[Job] Pull out every line below that holds the word "ylabel".

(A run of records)
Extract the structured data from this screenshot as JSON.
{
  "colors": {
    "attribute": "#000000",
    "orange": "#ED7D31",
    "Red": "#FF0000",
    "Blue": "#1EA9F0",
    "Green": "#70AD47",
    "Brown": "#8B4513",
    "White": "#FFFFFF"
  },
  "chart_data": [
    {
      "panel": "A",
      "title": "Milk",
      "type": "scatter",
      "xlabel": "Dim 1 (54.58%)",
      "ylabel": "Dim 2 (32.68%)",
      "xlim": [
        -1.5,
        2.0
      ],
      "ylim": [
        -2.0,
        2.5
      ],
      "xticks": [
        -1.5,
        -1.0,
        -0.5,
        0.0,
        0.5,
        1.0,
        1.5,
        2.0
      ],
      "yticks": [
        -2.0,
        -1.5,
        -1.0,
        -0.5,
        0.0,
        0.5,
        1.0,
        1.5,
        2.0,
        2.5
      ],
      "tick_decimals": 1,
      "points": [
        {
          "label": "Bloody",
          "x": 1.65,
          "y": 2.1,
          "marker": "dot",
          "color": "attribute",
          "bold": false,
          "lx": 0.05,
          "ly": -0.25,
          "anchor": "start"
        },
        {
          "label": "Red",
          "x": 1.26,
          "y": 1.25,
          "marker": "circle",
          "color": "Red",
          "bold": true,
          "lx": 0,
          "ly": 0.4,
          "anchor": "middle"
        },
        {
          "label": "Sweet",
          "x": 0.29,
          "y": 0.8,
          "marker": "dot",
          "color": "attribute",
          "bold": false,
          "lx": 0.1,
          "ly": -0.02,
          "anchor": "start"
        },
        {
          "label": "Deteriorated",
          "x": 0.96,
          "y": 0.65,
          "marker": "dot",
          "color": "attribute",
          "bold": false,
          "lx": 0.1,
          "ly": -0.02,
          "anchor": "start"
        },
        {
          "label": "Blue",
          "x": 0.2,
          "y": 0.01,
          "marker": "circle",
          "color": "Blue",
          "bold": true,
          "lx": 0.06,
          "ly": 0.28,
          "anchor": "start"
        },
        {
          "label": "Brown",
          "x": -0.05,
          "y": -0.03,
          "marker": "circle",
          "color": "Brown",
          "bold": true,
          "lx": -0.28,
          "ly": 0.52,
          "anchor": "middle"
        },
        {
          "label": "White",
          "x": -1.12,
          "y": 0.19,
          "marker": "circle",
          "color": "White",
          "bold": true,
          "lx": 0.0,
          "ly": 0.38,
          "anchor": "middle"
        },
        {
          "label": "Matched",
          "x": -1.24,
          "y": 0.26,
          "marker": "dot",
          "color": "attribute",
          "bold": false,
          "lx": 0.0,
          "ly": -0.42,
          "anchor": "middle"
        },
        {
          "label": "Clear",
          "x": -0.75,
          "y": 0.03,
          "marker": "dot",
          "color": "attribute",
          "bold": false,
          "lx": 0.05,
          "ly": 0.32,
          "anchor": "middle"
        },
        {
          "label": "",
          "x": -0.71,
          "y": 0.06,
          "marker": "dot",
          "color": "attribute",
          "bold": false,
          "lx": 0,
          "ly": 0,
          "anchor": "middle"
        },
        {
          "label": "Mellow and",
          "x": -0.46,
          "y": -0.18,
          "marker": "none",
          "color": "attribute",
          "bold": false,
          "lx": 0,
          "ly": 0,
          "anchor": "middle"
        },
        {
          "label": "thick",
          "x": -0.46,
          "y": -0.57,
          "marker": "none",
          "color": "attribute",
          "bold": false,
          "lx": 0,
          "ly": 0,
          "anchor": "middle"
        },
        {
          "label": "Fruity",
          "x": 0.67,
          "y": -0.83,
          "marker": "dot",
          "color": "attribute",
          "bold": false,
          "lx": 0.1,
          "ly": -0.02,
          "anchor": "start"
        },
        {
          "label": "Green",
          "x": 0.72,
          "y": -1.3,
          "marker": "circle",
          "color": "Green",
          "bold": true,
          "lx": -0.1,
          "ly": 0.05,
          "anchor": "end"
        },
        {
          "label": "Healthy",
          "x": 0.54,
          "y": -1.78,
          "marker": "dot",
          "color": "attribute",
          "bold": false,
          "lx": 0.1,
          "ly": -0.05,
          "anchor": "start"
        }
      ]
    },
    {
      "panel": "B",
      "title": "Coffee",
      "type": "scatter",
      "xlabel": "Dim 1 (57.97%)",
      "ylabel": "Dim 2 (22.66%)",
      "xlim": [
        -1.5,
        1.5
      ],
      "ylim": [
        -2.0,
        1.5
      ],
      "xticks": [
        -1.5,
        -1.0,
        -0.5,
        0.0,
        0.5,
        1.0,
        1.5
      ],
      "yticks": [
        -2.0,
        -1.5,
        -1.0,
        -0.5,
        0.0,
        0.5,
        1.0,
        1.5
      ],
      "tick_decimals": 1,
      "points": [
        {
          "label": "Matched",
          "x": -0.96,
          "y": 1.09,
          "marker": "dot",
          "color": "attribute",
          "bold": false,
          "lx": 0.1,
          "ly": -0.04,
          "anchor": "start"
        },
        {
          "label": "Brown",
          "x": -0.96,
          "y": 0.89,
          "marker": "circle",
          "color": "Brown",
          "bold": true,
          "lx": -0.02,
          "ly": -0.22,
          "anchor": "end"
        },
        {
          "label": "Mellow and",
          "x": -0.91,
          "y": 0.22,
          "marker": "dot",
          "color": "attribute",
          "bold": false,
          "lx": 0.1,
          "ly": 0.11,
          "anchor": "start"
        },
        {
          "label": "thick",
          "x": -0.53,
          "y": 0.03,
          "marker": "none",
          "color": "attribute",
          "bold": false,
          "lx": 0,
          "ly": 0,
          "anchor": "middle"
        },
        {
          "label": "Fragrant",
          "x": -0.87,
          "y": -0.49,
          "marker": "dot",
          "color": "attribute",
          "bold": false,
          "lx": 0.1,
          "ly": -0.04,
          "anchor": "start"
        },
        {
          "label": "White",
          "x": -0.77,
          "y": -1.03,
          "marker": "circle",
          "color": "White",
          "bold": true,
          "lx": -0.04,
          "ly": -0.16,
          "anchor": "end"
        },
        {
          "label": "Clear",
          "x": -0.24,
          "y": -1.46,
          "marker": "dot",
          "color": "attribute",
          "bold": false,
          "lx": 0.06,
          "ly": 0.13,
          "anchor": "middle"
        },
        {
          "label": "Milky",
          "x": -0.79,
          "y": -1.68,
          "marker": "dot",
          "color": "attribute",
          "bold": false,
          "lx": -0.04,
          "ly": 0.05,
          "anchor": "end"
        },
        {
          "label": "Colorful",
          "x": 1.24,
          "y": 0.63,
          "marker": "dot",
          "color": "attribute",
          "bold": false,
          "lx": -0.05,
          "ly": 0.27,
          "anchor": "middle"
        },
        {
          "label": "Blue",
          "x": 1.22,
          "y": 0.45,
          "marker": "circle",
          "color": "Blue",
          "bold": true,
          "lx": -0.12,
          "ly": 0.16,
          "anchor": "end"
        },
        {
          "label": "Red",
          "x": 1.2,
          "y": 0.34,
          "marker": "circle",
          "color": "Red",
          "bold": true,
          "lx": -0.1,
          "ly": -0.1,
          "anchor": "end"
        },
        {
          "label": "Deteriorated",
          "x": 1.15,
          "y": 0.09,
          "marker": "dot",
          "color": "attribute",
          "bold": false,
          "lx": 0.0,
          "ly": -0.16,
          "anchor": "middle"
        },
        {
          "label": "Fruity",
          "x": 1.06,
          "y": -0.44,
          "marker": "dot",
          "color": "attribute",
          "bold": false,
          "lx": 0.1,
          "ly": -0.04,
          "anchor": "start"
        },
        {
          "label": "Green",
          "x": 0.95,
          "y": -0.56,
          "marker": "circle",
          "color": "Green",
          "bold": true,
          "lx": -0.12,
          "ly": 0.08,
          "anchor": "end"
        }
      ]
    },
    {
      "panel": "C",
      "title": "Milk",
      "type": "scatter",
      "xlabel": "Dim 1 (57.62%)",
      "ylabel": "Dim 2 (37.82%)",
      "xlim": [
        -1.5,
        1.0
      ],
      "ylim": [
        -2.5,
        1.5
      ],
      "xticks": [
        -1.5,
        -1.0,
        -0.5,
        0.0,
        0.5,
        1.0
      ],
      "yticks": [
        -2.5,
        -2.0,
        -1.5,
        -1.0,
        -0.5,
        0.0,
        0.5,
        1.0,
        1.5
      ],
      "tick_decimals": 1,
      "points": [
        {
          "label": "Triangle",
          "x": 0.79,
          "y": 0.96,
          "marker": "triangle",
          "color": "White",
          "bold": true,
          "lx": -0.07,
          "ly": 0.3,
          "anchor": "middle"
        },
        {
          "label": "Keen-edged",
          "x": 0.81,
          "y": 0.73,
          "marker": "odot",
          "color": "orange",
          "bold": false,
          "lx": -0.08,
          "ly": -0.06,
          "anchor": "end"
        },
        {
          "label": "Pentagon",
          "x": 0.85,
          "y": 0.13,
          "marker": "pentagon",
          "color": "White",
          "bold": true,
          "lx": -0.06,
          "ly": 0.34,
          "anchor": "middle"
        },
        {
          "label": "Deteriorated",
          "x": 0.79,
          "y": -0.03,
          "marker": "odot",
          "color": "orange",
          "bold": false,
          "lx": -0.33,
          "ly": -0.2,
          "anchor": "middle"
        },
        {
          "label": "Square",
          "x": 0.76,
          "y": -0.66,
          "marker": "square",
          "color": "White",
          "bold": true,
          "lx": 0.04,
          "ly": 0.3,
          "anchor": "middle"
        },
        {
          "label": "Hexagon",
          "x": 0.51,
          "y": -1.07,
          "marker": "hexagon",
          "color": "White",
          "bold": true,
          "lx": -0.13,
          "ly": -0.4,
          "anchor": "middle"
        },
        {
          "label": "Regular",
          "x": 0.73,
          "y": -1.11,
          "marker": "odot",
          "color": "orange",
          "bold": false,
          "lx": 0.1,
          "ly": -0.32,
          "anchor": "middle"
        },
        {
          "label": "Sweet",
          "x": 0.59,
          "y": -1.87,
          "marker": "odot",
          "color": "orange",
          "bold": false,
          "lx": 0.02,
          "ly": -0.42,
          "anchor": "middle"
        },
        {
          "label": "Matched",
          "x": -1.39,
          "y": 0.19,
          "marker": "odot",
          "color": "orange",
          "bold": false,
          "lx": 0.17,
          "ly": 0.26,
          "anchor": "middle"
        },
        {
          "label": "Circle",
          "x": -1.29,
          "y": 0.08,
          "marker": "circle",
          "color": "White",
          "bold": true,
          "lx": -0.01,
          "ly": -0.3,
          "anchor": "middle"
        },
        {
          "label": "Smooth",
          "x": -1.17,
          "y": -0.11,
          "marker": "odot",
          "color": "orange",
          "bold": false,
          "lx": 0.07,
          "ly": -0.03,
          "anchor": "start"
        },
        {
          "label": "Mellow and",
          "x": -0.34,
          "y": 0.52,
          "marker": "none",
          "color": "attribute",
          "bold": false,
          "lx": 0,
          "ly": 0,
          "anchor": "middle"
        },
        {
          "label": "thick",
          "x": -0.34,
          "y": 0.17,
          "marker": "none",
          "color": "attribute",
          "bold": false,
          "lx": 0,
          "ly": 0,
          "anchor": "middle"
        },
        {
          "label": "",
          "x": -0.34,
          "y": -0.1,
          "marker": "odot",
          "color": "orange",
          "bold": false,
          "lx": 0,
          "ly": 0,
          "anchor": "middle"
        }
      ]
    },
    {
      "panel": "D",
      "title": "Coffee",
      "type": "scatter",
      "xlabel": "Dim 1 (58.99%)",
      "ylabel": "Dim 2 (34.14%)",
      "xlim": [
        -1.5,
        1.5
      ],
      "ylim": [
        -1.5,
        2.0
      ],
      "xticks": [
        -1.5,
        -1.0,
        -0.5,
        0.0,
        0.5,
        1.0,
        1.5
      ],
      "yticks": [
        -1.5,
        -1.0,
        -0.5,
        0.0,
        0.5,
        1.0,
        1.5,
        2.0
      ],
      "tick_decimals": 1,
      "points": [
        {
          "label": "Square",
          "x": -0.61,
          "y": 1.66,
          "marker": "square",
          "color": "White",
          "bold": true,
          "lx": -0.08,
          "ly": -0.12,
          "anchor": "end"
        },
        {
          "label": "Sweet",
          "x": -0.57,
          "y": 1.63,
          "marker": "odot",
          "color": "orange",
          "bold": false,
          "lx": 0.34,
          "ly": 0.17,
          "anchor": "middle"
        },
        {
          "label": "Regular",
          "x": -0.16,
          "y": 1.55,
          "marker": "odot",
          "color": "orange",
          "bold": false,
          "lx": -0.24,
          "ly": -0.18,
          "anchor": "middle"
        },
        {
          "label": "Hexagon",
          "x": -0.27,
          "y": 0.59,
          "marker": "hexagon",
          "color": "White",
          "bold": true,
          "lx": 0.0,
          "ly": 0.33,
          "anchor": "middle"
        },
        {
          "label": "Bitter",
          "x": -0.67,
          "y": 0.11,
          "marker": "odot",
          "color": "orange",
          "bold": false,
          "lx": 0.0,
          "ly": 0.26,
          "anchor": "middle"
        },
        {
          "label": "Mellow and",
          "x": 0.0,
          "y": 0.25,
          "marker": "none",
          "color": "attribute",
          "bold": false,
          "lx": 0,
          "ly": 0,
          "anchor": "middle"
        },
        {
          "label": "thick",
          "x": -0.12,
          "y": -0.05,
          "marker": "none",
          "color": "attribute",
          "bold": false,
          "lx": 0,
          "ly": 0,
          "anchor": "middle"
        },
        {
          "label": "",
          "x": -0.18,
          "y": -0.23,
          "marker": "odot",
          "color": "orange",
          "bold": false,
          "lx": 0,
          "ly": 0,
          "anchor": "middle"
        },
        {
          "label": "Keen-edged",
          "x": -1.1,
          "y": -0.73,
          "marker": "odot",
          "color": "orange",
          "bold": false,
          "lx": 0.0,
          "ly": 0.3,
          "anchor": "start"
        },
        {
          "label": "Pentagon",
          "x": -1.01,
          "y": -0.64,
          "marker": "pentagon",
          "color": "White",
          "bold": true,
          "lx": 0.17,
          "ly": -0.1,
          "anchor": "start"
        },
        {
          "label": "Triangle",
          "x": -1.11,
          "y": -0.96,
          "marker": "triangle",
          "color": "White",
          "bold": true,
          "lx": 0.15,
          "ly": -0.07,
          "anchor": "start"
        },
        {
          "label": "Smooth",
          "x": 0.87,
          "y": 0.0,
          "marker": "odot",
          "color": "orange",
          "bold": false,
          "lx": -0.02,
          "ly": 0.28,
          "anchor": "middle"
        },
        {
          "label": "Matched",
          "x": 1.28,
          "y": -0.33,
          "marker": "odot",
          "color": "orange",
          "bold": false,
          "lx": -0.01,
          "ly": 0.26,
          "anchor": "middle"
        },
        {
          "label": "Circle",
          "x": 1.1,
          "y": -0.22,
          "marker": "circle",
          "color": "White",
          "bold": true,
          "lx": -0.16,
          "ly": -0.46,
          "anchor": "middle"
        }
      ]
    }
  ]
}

[Response below]
      "ylabel": "Dim 2 (32.68%)",
      "ylabel": "Dim 2 (22.66%)",
      "ylabel": "Dim 2 (37.82%)",
      "ylabel": "Dim 2 (34.14%)",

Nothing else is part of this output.